(Dataset entries on figures)
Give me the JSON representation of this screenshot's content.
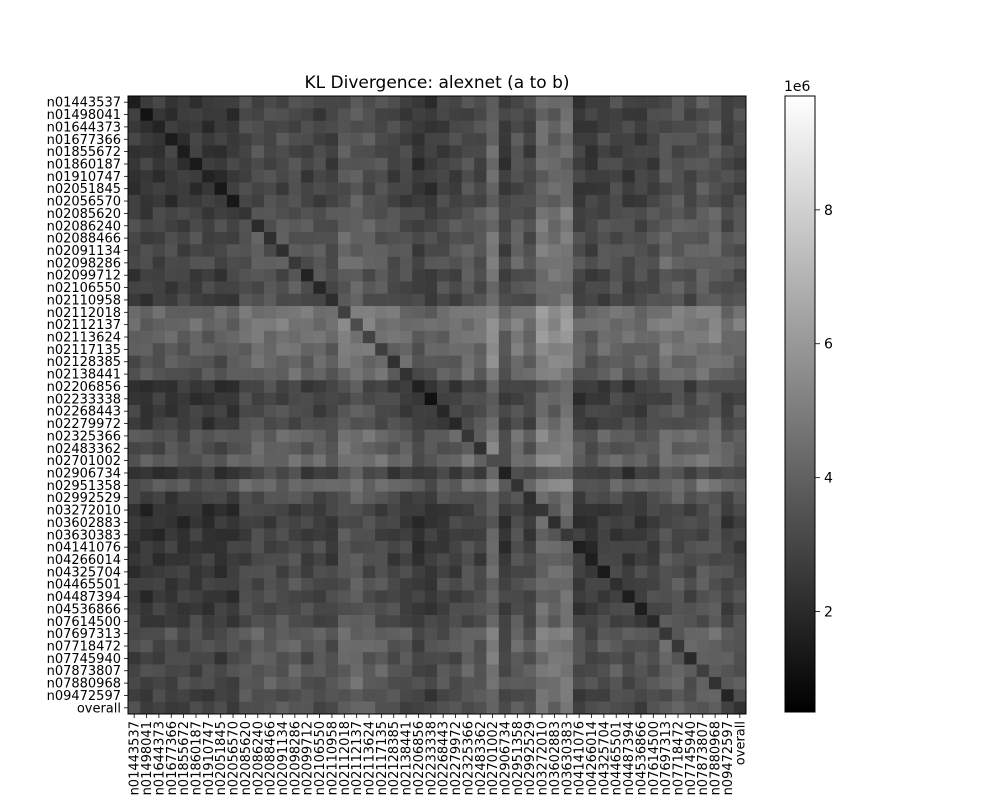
{
  "chart_data": {
    "type": "heatmap",
    "title": "KL Divergence: alexnet (a to b)",
    "xlabel": "",
    "ylabel": "",
    "labels": [
      "n01443537",
      "n01498041",
      "n01644373",
      "n01677366",
      "n01855672",
      "n01860187",
      "n01910747",
      "n02051845",
      "n02056570",
      "n02085620",
      "n02086240",
      "n02088466",
      "n02091134",
      "n02098286",
      "n02099712",
      "n02106550",
      "n02110958",
      "n02112018",
      "n02112137",
      "n02113624",
      "n02117135",
      "n02128385",
      "n02138441",
      "n02206856",
      "n02233338",
      "n02268443",
      "n02279972",
      "n02325366",
      "n02483362",
      "n02701002",
      "n02906734",
      "n02951358",
      "n02992529",
      "n03272010",
      "n03602883",
      "n03630383",
      "n04141076",
      "n04266014",
      "n04325704",
      "n04465501",
      "n04487394",
      "n04536866",
      "n07614500",
      "n07697313",
      "n07718472",
      "n07745940",
      "n07873807",
      "n07880968",
      "n09472597",
      "overall"
    ],
    "row_values_summary": [
      2.6,
      2.4,
      2.5,
      2.6,
      2.5,
      2.6,
      2.5,
      2.4,
      2.5,
      3.2,
      3.4,
      3.5,
      3.6,
      3.8,
      3.0,
      3.1,
      2.9,
      5.6,
      5.8,
      5.4,
      5.0,
      4.6,
      4.4,
      2.2,
      2.3,
      2.7,
      2.8,
      4.4,
      4.0,
      4.8,
      2.3,
      4.6,
      3.0,
      2.0,
      2.0,
      2.1,
      2.4,
      2.4,
      2.6,
      2.8,
      2.5,
      2.6,
      2.8,
      4.0,
      3.9,
      3.4,
      3.7,
      3.6,
      3.0,
      3.2
    ],
    "col_values_summary": [
      2.5,
      2.4,
      2.5,
      2.6,
      2.5,
      2.7,
      2.5,
      2.4,
      2.6,
      3.6,
      3.9,
      3.8,
      3.8,
      4.0,
      3.4,
      3.5,
      3.2,
      4.6,
      4.8,
      4.2,
      4.0,
      3.4,
      3.3,
      2.4,
      2.6,
      3.2,
      3.3,
      4.0,
      3.6,
      5.8,
      2.7,
      4.2,
      3.4,
      6.0,
      5.6,
      6.2,
      2.8,
      2.6,
      3.2,
      3.5,
      3.0,
      3.1,
      3.3,
      4.4,
      4.3,
      3.8,
      4.5,
      4.6,
      3.4,
      3.6
    ],
    "value_scale": "1e6",
    "vmin": 0.5,
    "vmax": 9.7,
    "colorbar": {
      "scale_label": "1e6",
      "ticks": [
        "2",
        "4",
        "6",
        "8"
      ],
      "tick_values": [
        2,
        4,
        6,
        8
      ]
    },
    "colormap": "gray",
    "grid": false,
    "legend": "colorbar-right"
  }
}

TO BE DONE: The records above are to be restated exactly, without their pictures.

EXERCISE RESULT:
Give me the JSON representation of this screenshot's content.
{
  "chart_data": {
    "type": "heatmap",
    "title": "KL Divergence: alexnet (a to b)",
    "xlabel": "",
    "ylabel": "",
    "labels": [
      "n01443537",
      "n01498041",
      "n01644373",
      "n01677366",
      "n01855672",
      "n01860187",
      "n01910747",
      "n02051845",
      "n02056570",
      "n02085620",
      "n02086240",
      "n02088466",
      "n02091134",
      "n02098286",
      "n02099712",
      "n02106550",
      "n02110958",
      "n02112018",
      "n02112137",
      "n02113624",
      "n02117135",
      "n02128385",
      "n02138441",
      "n02206856",
      "n02233338",
      "n02268443",
      "n02279972",
      "n02325366",
      "n02483362",
      "n02701002",
      "n02906734",
      "n02951358",
      "n02992529",
      "n03272010",
      "n03602883",
      "n03630383",
      "n04141076",
      "n04266014",
      "n04325704",
      "n04465501",
      "n04487394",
      "n04536866",
      "n07614500",
      "n07697313",
      "n07718472",
      "n07745940",
      "n07873807",
      "n07880968",
      "n09472597",
      "overall"
    ],
    "row_values_summary": [
      2.6,
      2.4,
      2.5,
      2.6,
      2.5,
      2.6,
      2.5,
      2.4,
      2.5,
      3.2,
      3.4,
      3.5,
      3.6,
      3.8,
      3.0,
      3.1,
      2.9,
      5.6,
      5.8,
      5.4,
      5.0,
      4.6,
      4.4,
      2.2,
      2.3,
      2.7,
      2.8,
      4.4,
      4.0,
      4.8,
      2.3,
      4.6,
      3.0,
      2.0,
      2.0,
      2.1,
      2.4,
      2.4,
      2.6,
      2.8,
      2.5,
      2.6,
      2.8,
      4.0,
      3.9,
      3.4,
      3.7,
      3.6,
      3.0,
      3.2
    ],
    "col_values_summary": [
      2.5,
      2.4,
      2.5,
      2.6,
      2.5,
      2.7,
      2.5,
      2.4,
      2.6,
      3.6,
      3.9,
      3.8,
      3.8,
      4.0,
      3.4,
      3.5,
      3.2,
      4.6,
      4.8,
      4.2,
      4.0,
      3.4,
      3.3,
      2.4,
      2.6,
      3.2,
      3.3,
      4.0,
      3.6,
      5.8,
      2.7,
      4.2,
      3.4,
      6.0,
      5.6,
      6.2,
      2.8,
      2.6,
      3.2,
      3.5,
      3.0,
      3.1,
      3.3,
      4.4,
      4.3,
      3.8,
      4.5,
      4.6,
      3.4,
      3.6
    ],
    "value_scale": "1e6",
    "vmin": 0.5,
    "vmax": 9.7,
    "colorbar": {
      "scale_label": "1e6",
      "ticks": [
        "2",
        "4",
        "6",
        "8"
      ],
      "tick_values": [
        2,
        4,
        6,
        8
      ]
    },
    "colormap": "gray",
    "grid": false,
    "legend": "colorbar-right"
  }
}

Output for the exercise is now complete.